== Stated task ==
Pull out every line below holding the word "public".

== Data in this exercise ==
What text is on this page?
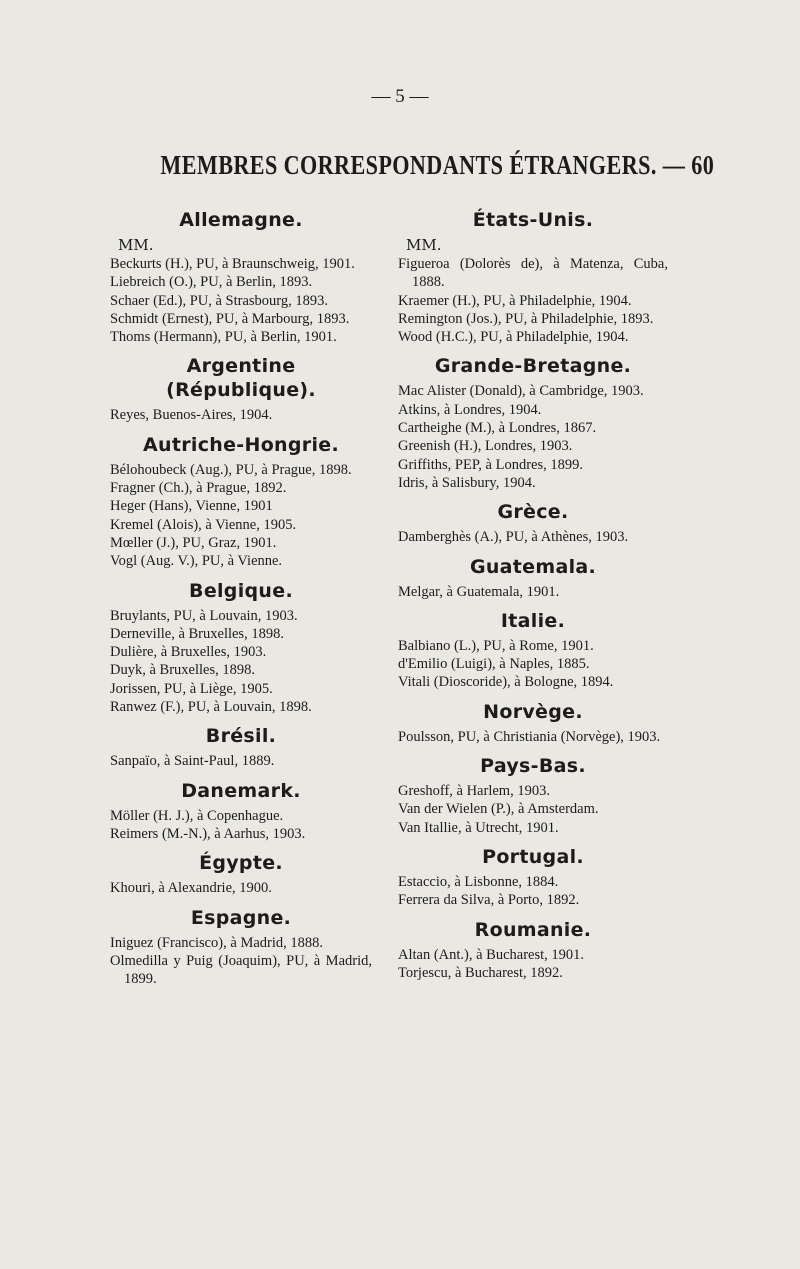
— 5 —
MEMBRES CORRESPONDANTS ÉTRANGERS. — 60
Allemagne.
MM.
Beckurts (H.), PU, à Braunschweig, 1901.
Liebreich (O.), PU, à Berlin, 1893.
Schaer (Ed.), PU, à Strasbourg, 1893.
Schmidt (Ernest), PU, à Marbourg, 1893.
Thoms (Hermann), PU, à Berlin, 1901.
Argentine (République).
Reyes, Buenos-Aires, 1904.
Autriche-Hongrie.
Bélohoubeck (Aug.), PU, à Prague, 1898.
Fragner (Ch.), à Prague, 1892.
Heger (Hans), Vienne, 1901
Kremel (Alois), à Vienne, 1905.
Mœller (J.), PU, Graz, 1901.
Vogl (Aug. V.), PU, à Vienne.
Belgique.
Bruylants, PU, à Louvain, 1903.
Derneville, à Bruxelles, 1898.
Dulière, à Bruxelles, 1903.
Duyk, à Bruxelles, 1898.
Jorissen, PU, à Liège, 1905.
Ranwez (F.), PU, à Louvain, 1898.
Brésil.
Sanpaïo, à Saint-Paul, 1889.
Danemark.
Möller (H. J.), à Copenhague.
Reimers (M.-N.), à Aarhus, 1903.
Égypte.
Khouri, à Alexandrie, 1900.
Espagne.
Iniguez (Francisco), à Madrid, 1888.
Olmedilla y Puig (Joaquim), PU, à Madrid, 1899.
États-Unis.
MM.
Figueroa (Dolorès de), à Matenza, Cuba, 1888.
Kraemer (H.), PU, à Philadelphie, 1904.
Remington (Jos.), PU, à Philadelphie, 1893.
Wood (H.C.), PU, à Philadelphie, 1904.
Grande-Bretagne.
Mac Alister (Donald), à Cambridge, 1903.
Atkins, à Londres, 1904.
Cartheighe (M.), à Londres, 1867.
Greenish (H.), Londres, 1903.
Griffiths, PEP, à Londres, 1899.
Idris, à Salisbury, 1904.
Grèce.
Damberghès (A.), PU, à Athènes, 1903.
Guatemala.
Melgar, à Guatemala, 1901.
Italie.
Balbiano (L.), PU, à Rome, 1901.
d'Emilio (Luigi), à Naples, 1885.
Vitali (Dioscoride), à Bologne, 1894.
Norvège.
Poulsson, PU, à Christiania (Norvège), 1903.
Pays-Bas.
Greshoff, à Harlem, 1903.
Van der Wielen (P.), à Amsterdam.
Van Itallie, à Utrecht, 1901.
Portugal.
Estaccio, à Lisbonne, 1884.
Ferrera da Silva, à Porto, 1892.
Roumanie.
Altan (Ant.), à Bucharest, 1901.
Torjescu, à Bucharest, 1892.
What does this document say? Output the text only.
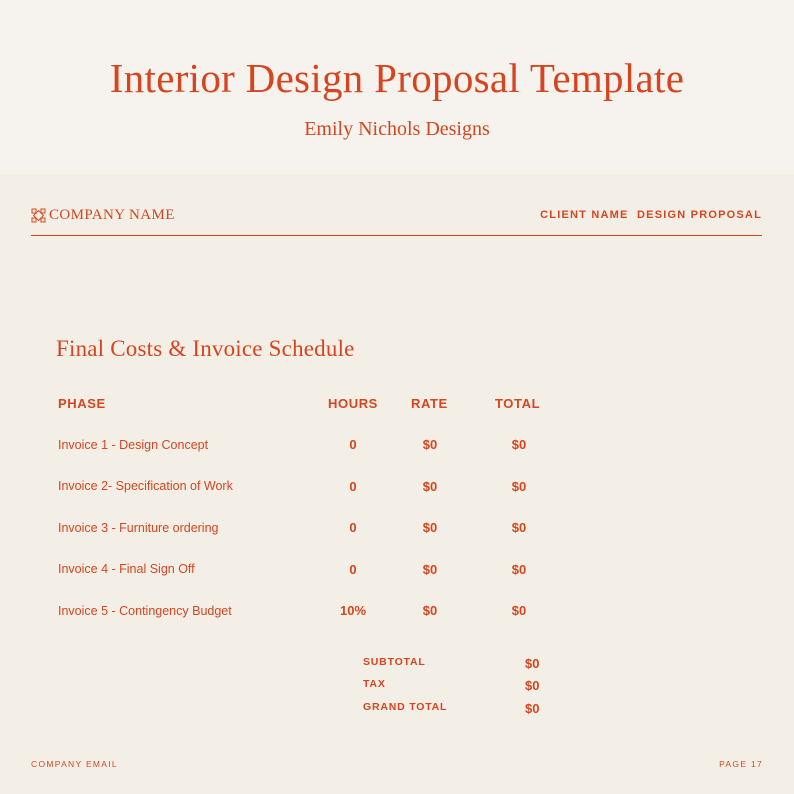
Interior Design Proposal Template
Emily Nichols Designs
COMPANY NAME	CLIENT NAME  DESIGN PROPOSAL
Final Costs & Invoice Schedule
PHASE	HOURS	RATE	TOTAL
Invoice 1 - Design Concept	0	$0	$0
Invoice 2- Specification of Work	0	$0	$0
Invoice 3 - Furniture ordering	0	$0	$0
Invoice 4 - Final Sign Off	0	$0	$0
Invoice 5 - Contingency Budget	10%	$0	$0
SUBTOTAL	$0
TAX	$0
GRAND TOTAL	$0
COMPANY EMAIL	PAGE 17
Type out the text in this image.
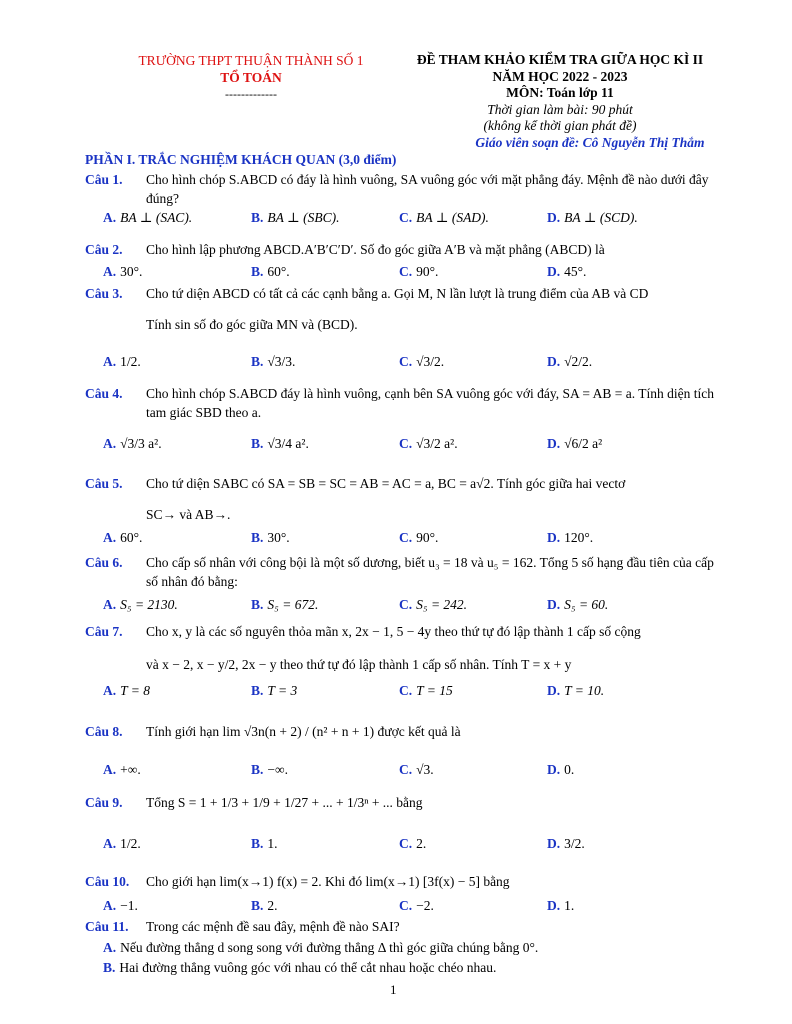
TRƯỜNG THPT THUẬN THÀNH SỐ 1
TỔ TOÁN
-------------
ĐỀ THAM KHẢO KIỂM TRA GIỮA HỌC KÌ II
NĂM HỌC 2022 - 2023
MÔN: Toán lớp 11
Thời gian làm bài: 90 phút
(không kể thời gian phát đề)
Giáo viên soạn đề: Cô Nguyễn Thị Thắm
PHẦN I. TRẮC NGHIỆM KHÁCH QUAN (3,0 điểm)
Câu 1. Cho hình chóp S.ABCD có đáy là hình vuông, SA vuông góc với mặt phẳng đáy. Mệnh đề nào dưới đây đúng?
A. BA ⊥ (SAC).	B. BA ⊥ (SBC).	C. BA ⊥ (SAD).	D. BA ⊥ (SCD).
Câu 2. Cho hình lập phương ABCD.A′B′C′D′. Số đo góc giữa A′B và mặt phẳng (ABCD) là
A. 30°.	B. 60°.	C. 90°.	D. 45°.
Câu 3. Cho tứ diện ABCD có tất cả các cạnh bằng a. Gọi M, N lần lượt là trung điểm của AB và CD
Tính sin số đo góc giữa MN và (BCD).
A. 1/2.	B. √3/3.	C. √3/2.	D. √2/2.
Câu 4. Cho hình chóp S.ABCD đáy là hình vuông, cạnh bên SA vuông góc với đáy, SA = AB = a. Tính diện tích tam giác SBD theo a.
A. √3/3 a².	B. √3/4 a².	C. √3/2 a².	D. √6/2 a²
Câu 5. Cho tứ diện SABC có SA = SB = SC = AB = AC = a, BC = a√2. Tính góc giữa hai vectơ
SC→ và AB→.
A. 60°.	B. 30°.	C. 90°.	D. 120°.
Câu 6. Cho cấp số nhân với công bội là một số dương, biết u₃ = 18 và u₅ = 162. Tổng 5 số hạng đầu tiên của cấp số nhân đó bằng:
A. S₅ = 2130.	B. S₅ = 672.	C. S₅ = 242.	D. S₅ = 60.
Câu 7. Cho x, y là các số nguyên thỏa mãn x, 2x − 1, 5 − 4y theo thứ tự đó lập thành 1 cấp số cộng
và x − 2, x − y/2, 2x − y theo thứ tự đó lập thành 1 cấp số nhân. Tính T = x + y
A. T = 8	B. T = 3	C. T = 15	D. T = 10.
Câu 8. Tính giới hạn lim √3n(n + 2) / (n² + n + 1) được kết quả là
A. +∞.	B. −∞.	C. √3.	D. 0.
Câu 9. Tổng S = 1 + 1/3 + 1/9 + 1/27 + ... + 1/3ⁿ + ... bằng
A. 1/2.	B. 1.	C. 2.	D. 3/2.
Câu 10. Cho giới hạn lim(x→1) f(x) = 2. Khi đó lim(x→1) [3f(x) − 5] bằng
A. −1.	B. 2.	C. −2.	D. 1.
Câu 11. Trong các mệnh đề sau đây, mệnh đề nào SAI?
A. Nếu đường thẳng d song song với đường thẳng Δ thì góc giữa chúng bằng 0°.
B. Hai đường thẳng vuông góc với nhau có thể cắt nhau hoặc chéo nhau.
1
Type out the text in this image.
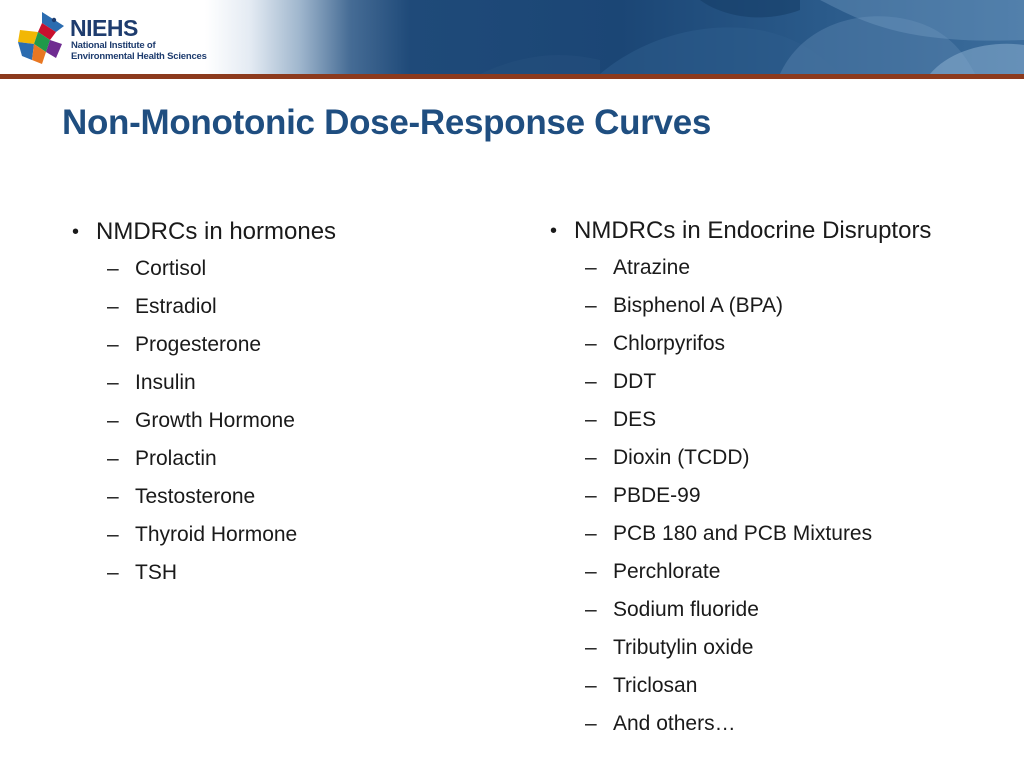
NIEHS
National Institute of
Environmental Health Sciences
Non-Monotonic Dose-Response Curves
• NMDRCs in hormones
– Cortisol
– Estradiol
– Progesterone
– Insulin
– Growth Hormone
– Prolactin
– Testosterone
– Thyroid Hormone
– TSH
• NMDRCs in Endocrine Disruptors
– Atrazine
– Bisphenol A (BPA)
– Chlorpyrifos
– DDT
– DES
– Dioxin (TCDD)
– PBDE-99
– PCB 180 and PCB Mixtures
– Perchlorate
– Sodium fluoride
– Tributylin oxide
– Triclosan
– And others…
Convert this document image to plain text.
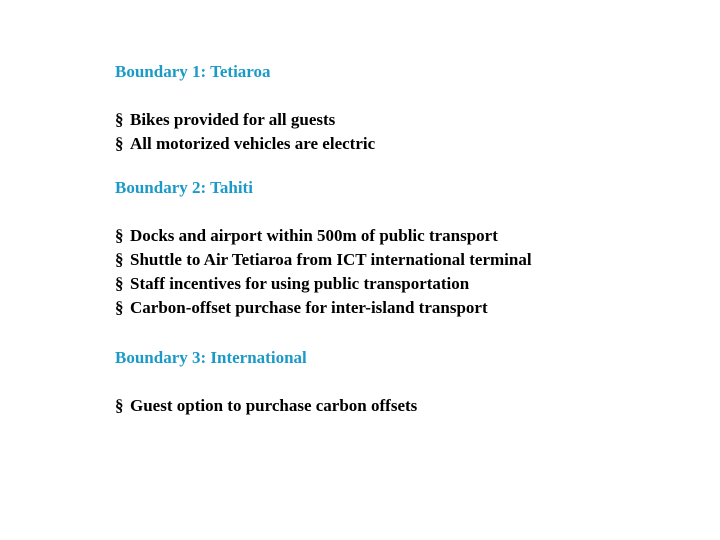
Boundary 1: Tetiaroa
§ Bikes provided for all guests
§ All motorized vehicles are electric
Boundary 2: Tahiti
§ Docks and airport within 500m of public transport
§ Shuttle to Air Tetiaroa from ICT international terminal
§ Staff incentives for using public transportation
§ Carbon-offset purchase for inter-island transport
Boundary 3: International
§ Guest option to purchase carbon offsets
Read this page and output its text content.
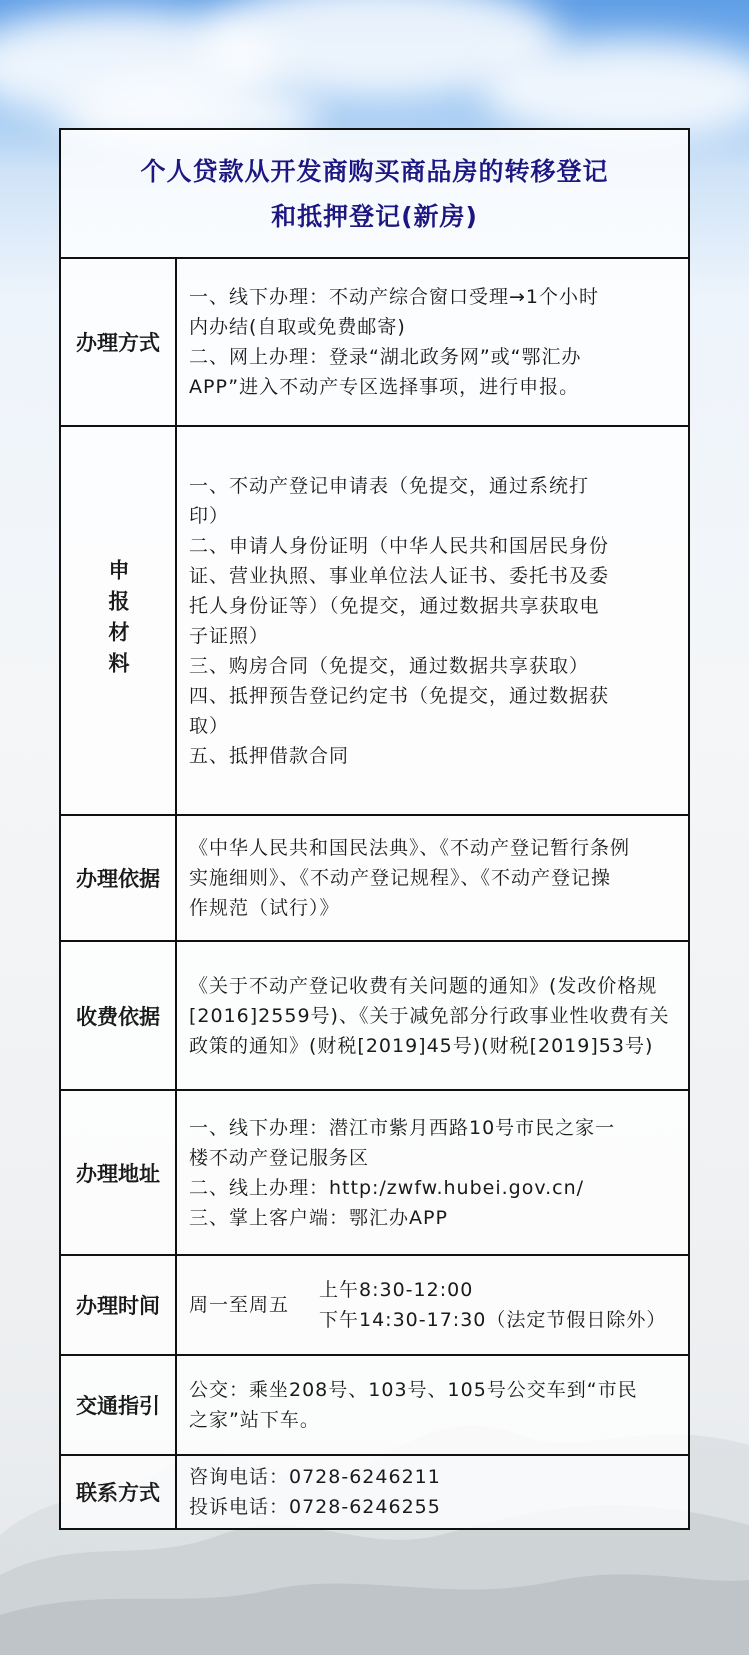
个人贷款从开发商购买商品房的转移登记
和抵押登记(新房)
办理方式

一、线下办理：不动产综合窗口受理→1个小时

内办结(自取或免费邮寄)

二、网上办理：登录“湖北政务网”或“鄂汇办

APP”进入不动产专区选择事项，进行申报。

申报材料

一、不动产登记申请表（免提交，通过系统打

印）

二、申请人身份证明（中华人民共和国居民身份

证、营业执照、事业单位法人证书、委托书及委

托人身份证等）（免提交，通过数据共享获取电

子证照）

三、购房合同（免提交，通过数据共享获取）

四、抵押预告登记约定书（免提交，通过数据获

取）

五、抵押借款合同

办理依据

《中华人民共和国民法典》、《不动产登记暂行条例

实施细则》、《不动产登记规程》、《不动产登记操

作规范（试行）》

收费依据

《关于不动产登记收费有关问题的通知》(发改价格规

[2016]2559号)、《关于减免部分行政事业性收费有关

政策的通知》(财税[2019]45号)(财税[2019]53号)

办理地址

一、线下办理：潜江市紫月西路10号市民之家一

楼不动产登记服务区

二、线上办理：http:/zwfw.hubei.gov.cn/

三、掌上客户端：鄂汇办APP

办理时间	周一至周五

上午8:30-12:00

下午14:30-17:30（法定节假日除外）

交通指引

公交：乘坐208号、103号、105号公交车到“市民

之家”站下车。

联系方式

咨询电话：0728-6246211

投诉电话：0728-6246255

== Complete response ==
§ Docks and airport within 500m of public transport
§ Staff incentives for using public transportation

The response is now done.